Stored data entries
________________

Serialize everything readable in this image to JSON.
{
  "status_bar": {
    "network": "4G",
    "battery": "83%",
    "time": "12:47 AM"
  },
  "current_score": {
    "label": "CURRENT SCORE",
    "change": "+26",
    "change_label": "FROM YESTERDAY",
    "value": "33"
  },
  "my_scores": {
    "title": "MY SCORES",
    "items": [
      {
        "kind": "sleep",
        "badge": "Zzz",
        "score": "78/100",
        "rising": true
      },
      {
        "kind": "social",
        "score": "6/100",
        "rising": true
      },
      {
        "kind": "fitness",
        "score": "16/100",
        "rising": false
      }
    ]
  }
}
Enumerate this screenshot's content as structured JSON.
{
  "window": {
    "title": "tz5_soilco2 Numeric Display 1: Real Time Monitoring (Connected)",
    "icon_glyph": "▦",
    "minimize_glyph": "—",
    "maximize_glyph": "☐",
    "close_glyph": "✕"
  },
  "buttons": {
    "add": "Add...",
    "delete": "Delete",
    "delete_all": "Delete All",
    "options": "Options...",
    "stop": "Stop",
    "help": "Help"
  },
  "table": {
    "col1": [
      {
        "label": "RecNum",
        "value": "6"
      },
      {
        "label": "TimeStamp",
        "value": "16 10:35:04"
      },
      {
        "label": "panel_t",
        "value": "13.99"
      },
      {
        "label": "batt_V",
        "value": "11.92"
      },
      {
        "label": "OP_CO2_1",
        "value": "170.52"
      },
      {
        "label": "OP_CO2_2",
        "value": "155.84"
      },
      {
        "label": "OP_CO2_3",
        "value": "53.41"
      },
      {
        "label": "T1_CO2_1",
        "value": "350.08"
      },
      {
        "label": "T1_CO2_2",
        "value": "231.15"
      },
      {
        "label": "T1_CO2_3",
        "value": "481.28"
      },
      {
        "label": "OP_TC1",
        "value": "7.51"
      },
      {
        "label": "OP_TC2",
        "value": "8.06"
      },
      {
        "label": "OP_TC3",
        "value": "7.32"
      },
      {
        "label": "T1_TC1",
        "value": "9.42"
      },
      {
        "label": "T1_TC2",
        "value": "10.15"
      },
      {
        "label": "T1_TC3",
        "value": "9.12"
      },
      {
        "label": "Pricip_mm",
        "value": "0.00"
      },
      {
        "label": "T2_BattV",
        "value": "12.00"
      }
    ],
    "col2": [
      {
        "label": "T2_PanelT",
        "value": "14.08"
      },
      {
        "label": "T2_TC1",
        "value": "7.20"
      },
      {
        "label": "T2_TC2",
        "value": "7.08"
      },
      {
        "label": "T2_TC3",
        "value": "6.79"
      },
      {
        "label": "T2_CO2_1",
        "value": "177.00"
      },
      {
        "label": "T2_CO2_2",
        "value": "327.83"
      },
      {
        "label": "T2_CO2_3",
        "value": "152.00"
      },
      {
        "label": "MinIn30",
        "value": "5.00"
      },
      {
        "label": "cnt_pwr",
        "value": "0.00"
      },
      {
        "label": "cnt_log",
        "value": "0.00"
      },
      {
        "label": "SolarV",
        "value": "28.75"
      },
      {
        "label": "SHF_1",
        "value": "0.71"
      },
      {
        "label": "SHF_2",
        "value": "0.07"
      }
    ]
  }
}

________________

Aim - Reproduce each entry exactly, leaving out nothing.

Correct output -
Serialize everything readable in this image to JSON.
{
  "status_bar": {
    "network": "4G",
    "battery": "83%",
    "time": "12:47 AM"
  },
  "current_score": {
    "label": "CURRENT SCORE",
    "change": "+26",
    "change_label": "FROM YESTERDAY",
    "value": "33"
  },
  "my_scores": {
    "title": "MY SCORES",
    "items": [
      {
        "kind": "sleep",
        "badge": "Zzz",
        "score": "78/100",
        "rising": true
      },
      {
        "kind": "social",
        "score": "6/100",
        "rising": true
      },
      {
        "kind": "fitness",
        "score": "16/100",
        "rising": false
      }
    ]
  }
}
Enumerate this screenshot's content as structured JSON.
{
  "window": {
    "title": "tz5_soilco2 Numeric Display 1: Real Time Monitoring (Connected)",
    "icon_glyph": "▦",
    "minimize_glyph": "—",
    "maximize_glyph": "☐",
    "close_glyph": "✕"
  },
  "buttons": {
    "add": "Add...",
    "delete": "Delete",
    "delete_all": "Delete All",
    "options": "Options...",
    "stop": "Stop",
    "help": "Help"
  },
  "table": {
    "col1": [
      {
        "label": "RecNum",
        "value": "6"
      },
      {
        "label": "TimeStamp",
        "value": "16 10:35:04"
      },
      {
        "label": "panel_t",
        "value": "13.99"
      },
      {
        "label": "batt_V",
        "value": "11.92"
      },
      {
        "label": "OP_CO2_1",
        "value": "170.52"
      },
      {
        "label": "OP_CO2_2",
        "value": "155.84"
      },
      {
        "label": "OP_CO2_3",
        "value": "53.41"
      },
      {
        "label": "T1_CO2_1",
        "value": "350.08"
      },
      {
        "label": "T1_CO2_2",
        "value": "231.15"
      },
      {
        "label": "T1_CO2_3",
        "value": "481.28"
      },
      {
        "label": "OP_TC1",
        "value": "7.51"
      },
      {
        "label": "OP_TC2",
        "value": "8.06"
      },
      {
        "label": "OP_TC3",
        "value": "7.32"
      },
      {
        "label": "T1_TC1",
        "value": "9.42"
      },
      {
        "label": "T1_TC2",
        "value": "10.15"
      },
      {
        "label": "T1_TC3",
        "value": "9.12"
      },
      {
        "label": "Pricip_mm",
        "value": "0.00"
      },
      {
        "label": "T2_BattV",
        "value": "12.00"
      }
    ],
    "col2": [
      {
        "label": "T2_PanelT",
        "value": "14.08"
      },
      {
        "label": "T2_TC1",
        "value": "7.20"
      },
      {
        "label": "T2_TC2",
        "value": "7.08"
      },
      {
        "label": "T2_TC3",
        "value": "6.79"
      },
      {
        "label": "T2_CO2_1",
        "value": "177.00"
      },
      {
        "label": "T2_CO2_2",
        "value": "327.83"
      },
      {
        "label": "T2_CO2_3",
        "value": "152.00"
      },
      {
        "label": "MinIn30",
        "value": "5.00"
      },
      {
        "label": "cnt_pwr",
        "value": "0.00"
      },
      {
        "label": "cnt_log",
        "value": "0.00"
      },
      {
        "label": "SolarV",
        "value": "28.75"
      },
      {
        "label": "SHF_1",
        "value": "0.71"
      },
      {
        "label": "SHF_2",
        "value": "0.07"
      }
    ]
  }
}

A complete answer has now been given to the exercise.